Layout records

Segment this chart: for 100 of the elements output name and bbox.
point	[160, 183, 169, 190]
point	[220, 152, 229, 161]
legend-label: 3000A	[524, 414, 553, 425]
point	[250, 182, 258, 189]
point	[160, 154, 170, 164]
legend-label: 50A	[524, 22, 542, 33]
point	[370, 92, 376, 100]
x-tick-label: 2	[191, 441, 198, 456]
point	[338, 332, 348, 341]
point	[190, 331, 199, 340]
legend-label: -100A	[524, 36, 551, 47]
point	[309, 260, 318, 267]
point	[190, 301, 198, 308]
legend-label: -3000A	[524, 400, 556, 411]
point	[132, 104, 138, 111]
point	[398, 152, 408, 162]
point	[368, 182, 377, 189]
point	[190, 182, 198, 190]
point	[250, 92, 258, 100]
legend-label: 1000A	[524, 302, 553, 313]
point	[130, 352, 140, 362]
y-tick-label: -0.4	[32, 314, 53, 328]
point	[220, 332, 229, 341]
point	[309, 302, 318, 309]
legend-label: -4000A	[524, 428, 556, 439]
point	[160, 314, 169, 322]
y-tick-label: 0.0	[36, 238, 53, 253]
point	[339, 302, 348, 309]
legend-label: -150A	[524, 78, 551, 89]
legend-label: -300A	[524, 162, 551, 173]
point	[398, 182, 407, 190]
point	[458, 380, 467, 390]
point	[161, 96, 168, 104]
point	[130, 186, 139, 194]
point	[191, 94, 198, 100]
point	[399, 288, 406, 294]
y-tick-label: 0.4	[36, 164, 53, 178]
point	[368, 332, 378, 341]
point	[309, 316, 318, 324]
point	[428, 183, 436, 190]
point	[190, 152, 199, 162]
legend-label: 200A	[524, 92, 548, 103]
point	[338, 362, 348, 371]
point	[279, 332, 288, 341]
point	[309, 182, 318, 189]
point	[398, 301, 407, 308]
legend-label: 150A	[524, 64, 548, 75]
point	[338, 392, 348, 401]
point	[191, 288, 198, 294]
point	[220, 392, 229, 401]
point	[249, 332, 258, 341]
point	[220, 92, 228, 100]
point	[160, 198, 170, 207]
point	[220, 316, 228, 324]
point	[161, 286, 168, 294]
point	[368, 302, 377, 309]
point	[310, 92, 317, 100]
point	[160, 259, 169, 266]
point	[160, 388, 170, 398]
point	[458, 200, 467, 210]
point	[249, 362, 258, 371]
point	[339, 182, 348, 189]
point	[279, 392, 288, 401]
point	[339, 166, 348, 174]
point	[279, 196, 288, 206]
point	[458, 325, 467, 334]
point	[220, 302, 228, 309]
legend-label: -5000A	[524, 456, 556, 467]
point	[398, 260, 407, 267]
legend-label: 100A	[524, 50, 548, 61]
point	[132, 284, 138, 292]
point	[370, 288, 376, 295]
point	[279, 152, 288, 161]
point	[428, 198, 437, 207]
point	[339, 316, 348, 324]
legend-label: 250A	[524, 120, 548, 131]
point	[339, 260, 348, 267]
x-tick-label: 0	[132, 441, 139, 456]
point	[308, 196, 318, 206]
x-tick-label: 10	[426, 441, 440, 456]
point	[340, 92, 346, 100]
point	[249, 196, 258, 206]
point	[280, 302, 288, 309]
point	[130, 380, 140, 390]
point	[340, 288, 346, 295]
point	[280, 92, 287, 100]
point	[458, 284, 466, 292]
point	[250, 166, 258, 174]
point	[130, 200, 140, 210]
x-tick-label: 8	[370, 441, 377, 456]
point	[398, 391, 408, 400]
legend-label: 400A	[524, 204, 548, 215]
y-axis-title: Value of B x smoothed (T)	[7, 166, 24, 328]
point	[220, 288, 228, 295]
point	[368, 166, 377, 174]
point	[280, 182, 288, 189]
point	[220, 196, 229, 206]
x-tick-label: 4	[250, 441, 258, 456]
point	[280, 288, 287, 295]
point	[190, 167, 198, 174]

▶ _What you are asked to do_: Reproduce every line of the entries above, character for character, with nothing added or left out.

▶ _Result below_:
Segment this chart: for 100 of the elements output name and bbox.
point	[160, 183, 169, 190]
point	[220, 152, 229, 161]
legend-label: 3000A	[524, 414, 553, 425]
point	[250, 182, 258, 189]
point	[160, 154, 170, 164]
legend-label: 50A	[524, 22, 542, 33]
point	[370, 92, 376, 100]
x-tick-label: 2	[191, 441, 198, 456]
point	[338, 332, 348, 341]
point	[190, 331, 199, 340]
legend-label: -100A	[524, 36, 551, 47]
point	[309, 260, 318, 267]
point	[190, 301, 198, 308]
legend-label: -3000A	[524, 400, 556, 411]
point	[132, 104, 138, 111]
point	[398, 152, 408, 162]
point	[368, 182, 377, 189]
point	[190, 182, 198, 190]
point	[250, 92, 258, 100]
legend-label: 1000A	[524, 302, 553, 313]
point	[130, 352, 140, 362]
y-tick-label: -0.4	[32, 314, 53, 328]
point	[220, 332, 229, 341]
point	[309, 302, 318, 309]
legend-label: -4000A	[524, 428, 556, 439]
point	[160, 314, 169, 322]
y-tick-label: 0.0	[36, 238, 53, 253]
point	[339, 302, 348, 309]
legend-label: -150A	[524, 78, 551, 89]
legend-label: -300A	[524, 162, 551, 173]
point	[398, 182, 407, 190]
point	[458, 380, 467, 390]
point	[161, 96, 168, 104]
point	[130, 186, 139, 194]
point	[191, 94, 198, 100]
point	[399, 288, 406, 294]
y-tick-label: 0.4	[36, 164, 53, 178]
point	[368, 332, 378, 341]
point	[309, 316, 318, 324]
point	[428, 183, 436, 190]
point	[190, 152, 199, 162]
legend-label: 200A	[524, 92, 548, 103]
point	[338, 362, 348, 371]
point	[279, 332, 288, 341]
point	[309, 182, 318, 189]
point	[398, 301, 407, 308]
legend-label: 150A	[524, 64, 548, 75]
point	[338, 392, 348, 401]
point	[191, 288, 198, 294]
point	[220, 392, 229, 401]
point	[249, 332, 258, 341]
point	[220, 92, 228, 100]
point	[160, 198, 170, 207]
point	[220, 316, 228, 324]
point	[161, 286, 168, 294]
point	[368, 302, 377, 309]
point	[310, 92, 317, 100]
point	[160, 259, 169, 266]
point	[160, 388, 170, 398]
point	[458, 200, 467, 210]
point	[249, 362, 258, 371]
point	[339, 182, 348, 189]
point	[279, 392, 288, 401]
point	[339, 166, 348, 174]
point	[279, 196, 288, 206]
point	[458, 325, 467, 334]
point	[220, 302, 228, 309]
legend-label: -5000A	[524, 456, 556, 467]
point	[398, 260, 407, 267]
legend-label: 100A	[524, 50, 548, 61]
point	[132, 284, 138, 292]
point	[370, 288, 376, 295]
point	[279, 152, 288, 161]
point	[428, 198, 437, 207]
point	[339, 316, 348, 324]
legend-label: 250A	[524, 120, 548, 131]
point	[339, 260, 348, 267]
x-tick-label: 0	[132, 441, 139, 456]
point	[308, 196, 318, 206]
x-tick-label: 10	[426, 441, 440, 456]
point	[340, 92, 346, 100]
point	[249, 196, 258, 206]
point	[280, 302, 288, 309]
point	[130, 380, 140, 390]
point	[340, 288, 346, 295]
point	[280, 92, 287, 100]
point	[458, 284, 466, 292]
point	[250, 166, 258, 174]
point	[130, 200, 140, 210]
x-tick-label: 8	[370, 441, 377, 456]
point	[398, 391, 408, 400]
legend-label: 400A	[524, 204, 548, 215]
y-axis-title: Value of B x smoothed (T)	[7, 166, 24, 328]
point	[220, 288, 228, 295]
point	[368, 166, 377, 174]
point	[280, 182, 288, 189]
point	[220, 196, 229, 206]
x-tick-label: 4	[250, 441, 258, 456]
point	[280, 288, 287, 295]
point	[190, 167, 198, 174]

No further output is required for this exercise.